* STATED PROBLEM
Write every line out verbatim and omit the pictures.

* DATA LISTING

--------

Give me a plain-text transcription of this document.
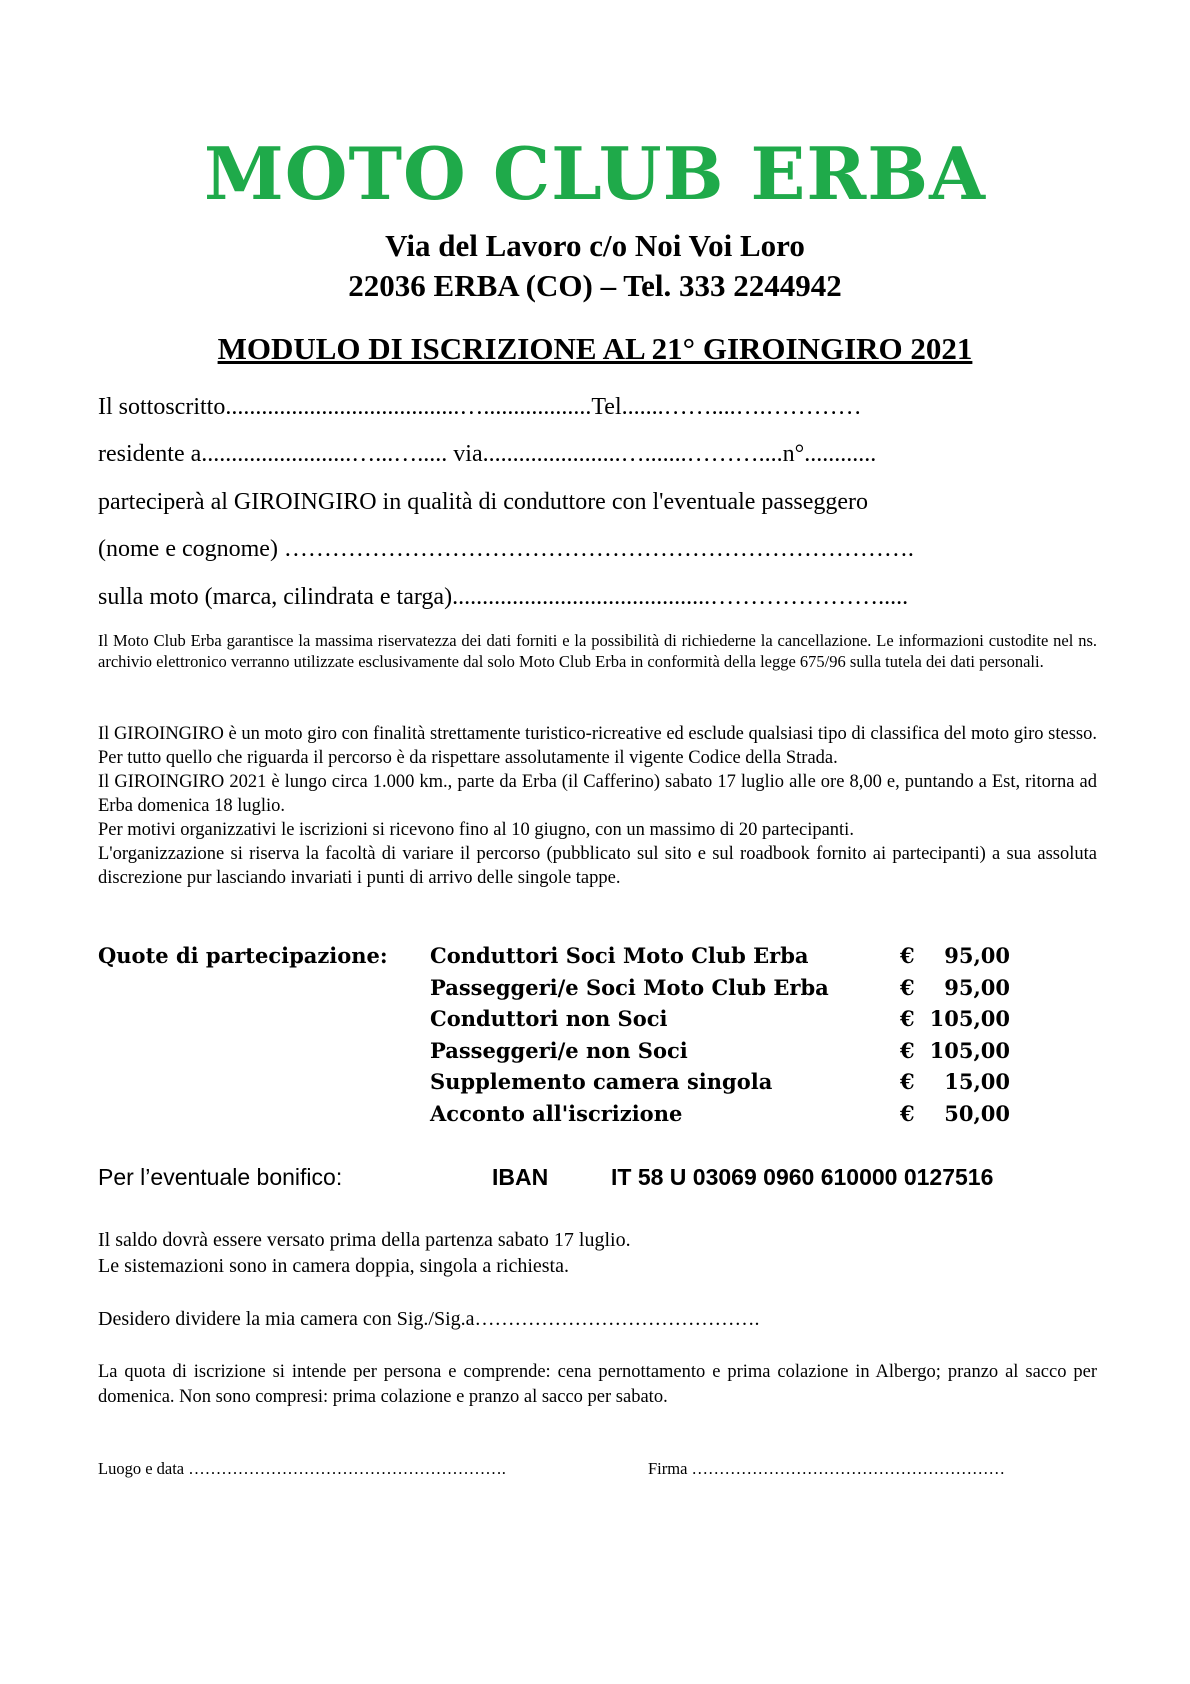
MOTO CLUB ERBA
Via del Lavoro c/o Noi Voi Loro
22036 ERBA (CO) – Tel. 333 2244942
MODULO DI ISCRIZIONE AL 21° GIROINGIRO 2021
Il sottoscritto.......................................…..................Tel.......……....….…………
residente a.........................…...…..... via.......................….......………....n°............
parteciperà al GIROINGIRO in qualità di conduttore con l'eventuale passeggero
(nome e cognome) …………………………………………………………………….
sulla moto (marca, cilindrata e targa)...........................................………………….....
Il Moto Club Erba garantisce la massima riservatezza dei dati forniti e la possibilità di richiederne la cancellazione. Le informazioni custodite nel ns. archivio elettronico verranno utilizzate esclusivamente dal solo Moto Club Erba in conformità della legge 675/96 sulla tutela dei dati personali.

Il GIROINGIRO è un moto giro con finalità strettamente turistico-ricreative ed esclude qualsiasi tipo di classifica del moto giro stesso. Per tutto quello che riguarda il percorso è da rispettare assolutamente il vigente Codice della Strada.

Il GIROINGIRO 2021 è lungo circa 1.000 km., parte da Erba (il Cafferino) sabato 17 luglio alle ore 8,00 e, puntando a Est, ritorna ad Erba domenica 18 luglio.

Per motivi organizzativi le iscrizioni si ricevono fino al 10 giugno, con un massimo di 20 partecipanti.

L'organizzazione si riserva la facoltà di variare il percorso (pubblicato sul sito e sul roadbook fornito ai partecipanti) a sua assoluta discrezione pur lasciando invariati i punti di arrivo delle singole tappe.

Quote di partecipazione: Conduttori Soci Moto Club Erba	€ 95,00
Passeggeri/e Soci Moto Club Erba	€ 95,00
Conduttori non Soci	€ 105,00
Passeggeri/e non Soci	€ 105,00
Supplemento camera singola	€ 15,00
Acconto all'iscrizione	€ 50,00
Per l’eventuale bonifico:	IBAN	IT 58 U 03069 0960 610000 0127516

Il saldo dovrà essere versato prima della partenza sabato 17 luglio.

Le sistemazioni sono in camera doppia, singola a richiesta.

Desidero dividere la mia camera con Sig./Sig.a…………………………………….
La quota di iscrizione si intende per persona e comprende: cena pernottamento e prima colazione in Albergo; pranzo al sacco per domenica. Non sono compresi: prima colazione e pranzo al sacco per sabato.
Luogo e data ………………………………………………….	Firma …………………………………………………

--------

* COMPLETE OUTPUT
Give me a plain-text transcription of this document.
MOTO CLUB ERBA
Via del Lavoro c/o Noi Voi Loro
22036 ERBA (CO) – Tel. 333 2244942
MODULO DI ISCRIZIONE AL 21° GIROINGIRO 2021
Il sottoscritto.......................................…..................Tel.......……....….…………
residente a.........................…...…..... via.......................….......………....n°............
parteciperà al GIROINGIRO in qualità di conduttore con l'eventuale passeggero
(nome e cognome) …………………………………………………………………….
sulla moto (marca, cilindrata e targa)...........................................………………….....
Il Moto Club Erba garantisce la massima riservatezza dei dati forniti e la possibilità di richiederne la cancellazione. Le informazioni custodite nel ns. archivio elettronico verranno utilizzate esclusivamente dal solo Moto Club Erba in conformità della legge 675/96 sulla tutela dei dati personali.

Il GIROINGIRO è un moto giro con finalità strettamente turistico-ricreative ed esclude qualsiasi tipo di classifica del moto giro stesso. Per tutto quello che riguarda il percorso è da rispettare assolutamente il vigente Codice della Strada.

Il GIROINGIRO 2021 è lungo circa 1.000 km., parte da Erba (il Cafferino) sabato 17 luglio alle ore 8,00 e, puntando a Est, ritorna ad Erba domenica 18 luglio.

Per motivi organizzativi le iscrizioni si ricevono fino al 10 giugno, con un massimo di 20 partecipanti.

L'organizzazione si riserva la facoltà di variare il percorso (pubblicato sul sito e sul roadbook fornito ai partecipanti) a sua assoluta discrezione pur lasciando invariati i punti di arrivo delle singole tappe.

Quote di partecipazione: Conduttori Soci Moto Club Erba	€ 95,00
Passeggeri/e Soci Moto Club Erba	€ 95,00
Conduttori non Soci	€ 105,00
Passeggeri/e non Soci	€ 105,00
Supplemento camera singola	€ 15,00
Acconto all'iscrizione	€ 50,00
Per l’eventuale bonifico:	IBAN	IT 58 U 03069 0960 610000 0127516

Il saldo dovrà essere versato prima della partenza sabato 17 luglio.

Le sistemazioni sono in camera doppia, singola a richiesta.

Desidero dividere la mia camera con Sig./Sig.a…………………………………….
La quota di iscrizione si intende per persona e comprende: cena pernottamento e prima colazione in Albergo; pranzo al sacco per domenica. Non sono compresi: prima colazione e pranzo al sacco per sabato.
Luogo e data ………………………………………………….	Firma …………………………………………………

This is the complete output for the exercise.